Information provided>
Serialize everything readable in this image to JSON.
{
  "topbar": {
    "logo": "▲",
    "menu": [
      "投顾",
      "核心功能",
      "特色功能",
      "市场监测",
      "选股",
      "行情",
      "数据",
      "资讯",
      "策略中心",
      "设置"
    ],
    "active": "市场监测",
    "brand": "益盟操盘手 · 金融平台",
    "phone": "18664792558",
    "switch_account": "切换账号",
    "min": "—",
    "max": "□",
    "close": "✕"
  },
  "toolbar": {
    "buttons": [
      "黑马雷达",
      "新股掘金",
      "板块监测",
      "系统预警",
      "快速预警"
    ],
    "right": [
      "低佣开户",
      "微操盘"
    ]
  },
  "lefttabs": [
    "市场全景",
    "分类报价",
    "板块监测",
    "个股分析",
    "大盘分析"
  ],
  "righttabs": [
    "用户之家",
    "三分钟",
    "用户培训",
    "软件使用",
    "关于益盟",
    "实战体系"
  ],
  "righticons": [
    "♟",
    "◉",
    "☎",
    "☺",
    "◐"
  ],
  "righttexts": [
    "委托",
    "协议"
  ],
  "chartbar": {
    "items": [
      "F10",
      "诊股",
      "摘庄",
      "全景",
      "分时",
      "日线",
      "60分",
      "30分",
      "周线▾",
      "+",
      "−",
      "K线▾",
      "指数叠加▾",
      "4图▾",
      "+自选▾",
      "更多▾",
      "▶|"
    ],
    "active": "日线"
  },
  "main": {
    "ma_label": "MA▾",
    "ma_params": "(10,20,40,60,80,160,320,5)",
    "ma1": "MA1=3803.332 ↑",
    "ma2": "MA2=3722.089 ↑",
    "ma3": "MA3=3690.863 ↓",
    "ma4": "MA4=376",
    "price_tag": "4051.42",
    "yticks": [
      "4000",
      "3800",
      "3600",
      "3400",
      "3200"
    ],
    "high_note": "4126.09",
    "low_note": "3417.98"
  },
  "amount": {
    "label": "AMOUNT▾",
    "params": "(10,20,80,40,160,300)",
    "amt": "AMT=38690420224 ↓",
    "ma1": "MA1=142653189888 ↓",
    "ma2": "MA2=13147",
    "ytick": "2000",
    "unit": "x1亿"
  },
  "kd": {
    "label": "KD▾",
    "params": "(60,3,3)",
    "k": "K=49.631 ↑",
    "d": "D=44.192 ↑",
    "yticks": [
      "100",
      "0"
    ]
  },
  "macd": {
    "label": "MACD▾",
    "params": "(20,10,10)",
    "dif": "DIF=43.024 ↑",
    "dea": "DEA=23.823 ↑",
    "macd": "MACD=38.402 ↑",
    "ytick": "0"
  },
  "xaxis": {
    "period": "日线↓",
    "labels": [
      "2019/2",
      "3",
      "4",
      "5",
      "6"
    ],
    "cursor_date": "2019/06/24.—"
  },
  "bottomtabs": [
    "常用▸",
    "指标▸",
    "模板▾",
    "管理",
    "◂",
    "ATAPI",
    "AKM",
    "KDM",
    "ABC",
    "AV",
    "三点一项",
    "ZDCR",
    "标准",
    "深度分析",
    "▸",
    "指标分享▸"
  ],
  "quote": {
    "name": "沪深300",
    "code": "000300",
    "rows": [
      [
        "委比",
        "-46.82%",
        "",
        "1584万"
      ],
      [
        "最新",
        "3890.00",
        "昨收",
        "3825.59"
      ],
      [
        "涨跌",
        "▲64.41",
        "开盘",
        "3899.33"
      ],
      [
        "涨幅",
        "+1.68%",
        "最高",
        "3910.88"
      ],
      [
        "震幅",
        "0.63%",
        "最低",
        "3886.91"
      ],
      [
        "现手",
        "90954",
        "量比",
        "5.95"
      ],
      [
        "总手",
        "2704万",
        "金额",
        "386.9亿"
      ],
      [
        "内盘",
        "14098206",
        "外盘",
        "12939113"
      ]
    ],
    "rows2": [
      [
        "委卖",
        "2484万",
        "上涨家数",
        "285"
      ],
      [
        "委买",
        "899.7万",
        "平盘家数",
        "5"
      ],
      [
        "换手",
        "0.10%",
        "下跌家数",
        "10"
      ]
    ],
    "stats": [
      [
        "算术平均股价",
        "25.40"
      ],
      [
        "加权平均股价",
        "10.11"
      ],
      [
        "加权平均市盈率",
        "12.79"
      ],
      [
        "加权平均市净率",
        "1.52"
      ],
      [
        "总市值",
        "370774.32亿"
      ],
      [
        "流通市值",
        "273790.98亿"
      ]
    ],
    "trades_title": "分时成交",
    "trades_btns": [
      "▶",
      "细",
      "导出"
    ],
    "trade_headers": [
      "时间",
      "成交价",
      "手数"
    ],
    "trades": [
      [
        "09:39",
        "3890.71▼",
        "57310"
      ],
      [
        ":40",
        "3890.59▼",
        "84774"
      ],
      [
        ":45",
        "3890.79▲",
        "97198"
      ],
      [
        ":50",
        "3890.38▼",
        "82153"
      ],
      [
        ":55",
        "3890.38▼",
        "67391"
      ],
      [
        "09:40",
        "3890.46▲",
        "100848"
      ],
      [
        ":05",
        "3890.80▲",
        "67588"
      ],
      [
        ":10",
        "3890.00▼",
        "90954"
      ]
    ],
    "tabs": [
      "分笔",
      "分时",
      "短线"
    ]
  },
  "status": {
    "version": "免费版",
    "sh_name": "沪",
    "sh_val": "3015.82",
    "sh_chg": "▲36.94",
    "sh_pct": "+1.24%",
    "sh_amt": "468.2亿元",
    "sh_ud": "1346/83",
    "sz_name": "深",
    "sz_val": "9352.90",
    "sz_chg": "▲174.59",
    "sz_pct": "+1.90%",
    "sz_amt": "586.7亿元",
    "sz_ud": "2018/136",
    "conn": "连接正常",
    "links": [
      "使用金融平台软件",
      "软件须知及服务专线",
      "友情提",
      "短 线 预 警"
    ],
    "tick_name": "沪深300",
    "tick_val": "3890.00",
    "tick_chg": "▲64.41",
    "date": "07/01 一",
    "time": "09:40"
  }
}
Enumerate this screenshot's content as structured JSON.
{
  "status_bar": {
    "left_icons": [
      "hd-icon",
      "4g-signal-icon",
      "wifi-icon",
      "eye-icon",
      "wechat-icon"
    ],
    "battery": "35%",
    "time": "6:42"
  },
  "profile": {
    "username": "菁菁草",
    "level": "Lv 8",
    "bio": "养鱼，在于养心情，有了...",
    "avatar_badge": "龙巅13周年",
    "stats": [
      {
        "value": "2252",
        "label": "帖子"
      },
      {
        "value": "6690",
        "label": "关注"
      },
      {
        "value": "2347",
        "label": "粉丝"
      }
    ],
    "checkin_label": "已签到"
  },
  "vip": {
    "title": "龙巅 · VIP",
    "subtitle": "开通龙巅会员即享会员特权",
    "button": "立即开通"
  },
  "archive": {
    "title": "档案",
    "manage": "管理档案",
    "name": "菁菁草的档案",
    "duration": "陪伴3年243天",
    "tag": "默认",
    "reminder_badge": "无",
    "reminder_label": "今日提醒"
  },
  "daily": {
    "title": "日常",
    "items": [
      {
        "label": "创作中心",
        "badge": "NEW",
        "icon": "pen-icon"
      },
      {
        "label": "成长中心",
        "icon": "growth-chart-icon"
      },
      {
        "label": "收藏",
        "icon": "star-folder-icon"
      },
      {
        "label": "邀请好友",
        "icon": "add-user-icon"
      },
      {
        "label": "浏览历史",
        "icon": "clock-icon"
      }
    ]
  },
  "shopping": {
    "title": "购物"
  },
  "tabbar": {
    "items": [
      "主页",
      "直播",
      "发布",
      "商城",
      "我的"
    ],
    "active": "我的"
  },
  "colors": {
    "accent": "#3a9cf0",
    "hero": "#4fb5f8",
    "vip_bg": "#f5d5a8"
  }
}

Task directions>
Report only how many lines of the listing hold the word "JSON".

Worked solution>
2